§ DIRECTIONS FOR THIS TASK
Could you transcribe the UPnProxy advisory below word for word, beginning at the words "- Reset the" and stopping after "version (if available)."?

§ STUDY TEXT
%%

Published on Wednesday, 05 December 2018 17:21Background
Akamai researchers have recently published their observations on how a router feature known as Universal Plug and Play (UPnP) was being abused by attackers to conceal traffic, creating a proxy system dubbed as "UPnProxy". UPnProxy can be leveraged to distribute spam, malware and launch DDoS attacks.
Attackers are known to make unauthorised changes to (i) the affected router’s Network Address Translation table, (ii) remap its port forwarding settings to proxy malicious traffic and; (iii) leverage its UPnP feature to enable remote connections to the affected router.
Routers with UPnP services enabled or outdated routers are vulnerable to the attack.
Akamai has detected a list of compromised routers in Singapore. SingCERT will notify these consumers through their respective ISPs
When successfully exploited, attackers could hijack the affected router to proxy their malicious activities. If unaddressed, this could lead to more affected cases.
- Reset the router to its original factory settings.
- Disable the UPnP feature on the router.
- Patch the router firmware to the latest available version (if available).
If you need further assistance, please visit the support websites of the respective brands or contact your vendors.
- In addition to the above recommendations, consider raising firewall rules to block off Internet access on TCP port 139 and 445 to the affected router.

%%

§ INFORMATION SUPPLIED

%%

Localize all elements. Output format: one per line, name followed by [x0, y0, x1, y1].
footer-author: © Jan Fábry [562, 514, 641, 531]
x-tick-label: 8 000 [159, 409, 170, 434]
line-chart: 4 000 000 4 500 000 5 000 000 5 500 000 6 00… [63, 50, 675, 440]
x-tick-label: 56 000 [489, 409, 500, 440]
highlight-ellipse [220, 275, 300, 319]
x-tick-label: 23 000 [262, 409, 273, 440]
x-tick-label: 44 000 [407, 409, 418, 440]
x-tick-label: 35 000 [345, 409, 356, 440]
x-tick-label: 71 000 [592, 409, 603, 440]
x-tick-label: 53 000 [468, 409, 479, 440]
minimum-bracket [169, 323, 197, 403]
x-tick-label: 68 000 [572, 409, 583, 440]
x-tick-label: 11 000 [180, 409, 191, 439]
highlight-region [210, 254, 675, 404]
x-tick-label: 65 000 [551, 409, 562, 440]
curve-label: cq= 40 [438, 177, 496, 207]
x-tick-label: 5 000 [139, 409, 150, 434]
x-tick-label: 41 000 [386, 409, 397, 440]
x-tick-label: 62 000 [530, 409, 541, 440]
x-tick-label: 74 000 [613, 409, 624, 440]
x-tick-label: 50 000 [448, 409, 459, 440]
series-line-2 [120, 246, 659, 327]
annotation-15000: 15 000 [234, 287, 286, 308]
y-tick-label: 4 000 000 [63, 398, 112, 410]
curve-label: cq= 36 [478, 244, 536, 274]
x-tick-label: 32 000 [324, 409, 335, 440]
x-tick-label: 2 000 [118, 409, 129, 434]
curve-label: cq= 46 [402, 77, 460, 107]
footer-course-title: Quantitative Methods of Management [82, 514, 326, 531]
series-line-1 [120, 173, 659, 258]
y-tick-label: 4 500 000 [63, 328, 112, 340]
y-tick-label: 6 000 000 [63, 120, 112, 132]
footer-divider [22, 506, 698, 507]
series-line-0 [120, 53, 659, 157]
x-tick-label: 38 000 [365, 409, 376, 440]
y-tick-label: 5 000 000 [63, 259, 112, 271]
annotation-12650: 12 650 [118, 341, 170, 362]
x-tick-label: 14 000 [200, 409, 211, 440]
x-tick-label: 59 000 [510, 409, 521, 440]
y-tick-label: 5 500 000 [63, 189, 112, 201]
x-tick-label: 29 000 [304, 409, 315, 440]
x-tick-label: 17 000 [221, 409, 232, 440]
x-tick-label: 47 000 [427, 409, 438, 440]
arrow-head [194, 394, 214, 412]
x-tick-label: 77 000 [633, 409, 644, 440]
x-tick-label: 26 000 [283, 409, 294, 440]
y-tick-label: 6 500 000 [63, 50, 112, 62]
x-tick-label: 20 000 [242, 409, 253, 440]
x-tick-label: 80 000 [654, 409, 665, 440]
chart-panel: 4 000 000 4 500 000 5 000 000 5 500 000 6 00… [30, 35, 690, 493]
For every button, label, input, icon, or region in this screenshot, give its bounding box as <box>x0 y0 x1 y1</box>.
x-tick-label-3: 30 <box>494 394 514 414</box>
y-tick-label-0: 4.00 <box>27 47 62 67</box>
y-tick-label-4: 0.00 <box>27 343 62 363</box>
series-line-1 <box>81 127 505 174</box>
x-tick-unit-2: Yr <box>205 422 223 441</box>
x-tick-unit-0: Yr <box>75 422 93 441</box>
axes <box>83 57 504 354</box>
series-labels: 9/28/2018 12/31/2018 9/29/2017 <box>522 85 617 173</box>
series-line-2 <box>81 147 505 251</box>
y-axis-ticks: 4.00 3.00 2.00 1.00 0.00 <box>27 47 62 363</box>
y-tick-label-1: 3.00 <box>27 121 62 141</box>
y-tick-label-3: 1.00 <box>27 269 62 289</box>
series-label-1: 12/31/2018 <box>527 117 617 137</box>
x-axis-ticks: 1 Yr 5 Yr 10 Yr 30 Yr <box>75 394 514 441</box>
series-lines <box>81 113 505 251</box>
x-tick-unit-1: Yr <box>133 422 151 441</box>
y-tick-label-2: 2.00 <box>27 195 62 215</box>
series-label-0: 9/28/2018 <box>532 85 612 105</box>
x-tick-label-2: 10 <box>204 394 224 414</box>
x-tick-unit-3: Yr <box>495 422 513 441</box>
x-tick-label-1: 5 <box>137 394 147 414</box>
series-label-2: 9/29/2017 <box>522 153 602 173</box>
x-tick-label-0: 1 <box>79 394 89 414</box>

%%

§ RESULT
- Reset the router to its original factory settings.
- Disable the UPnP feature on the router.
- Patch the router firmware to the latest available version (if available).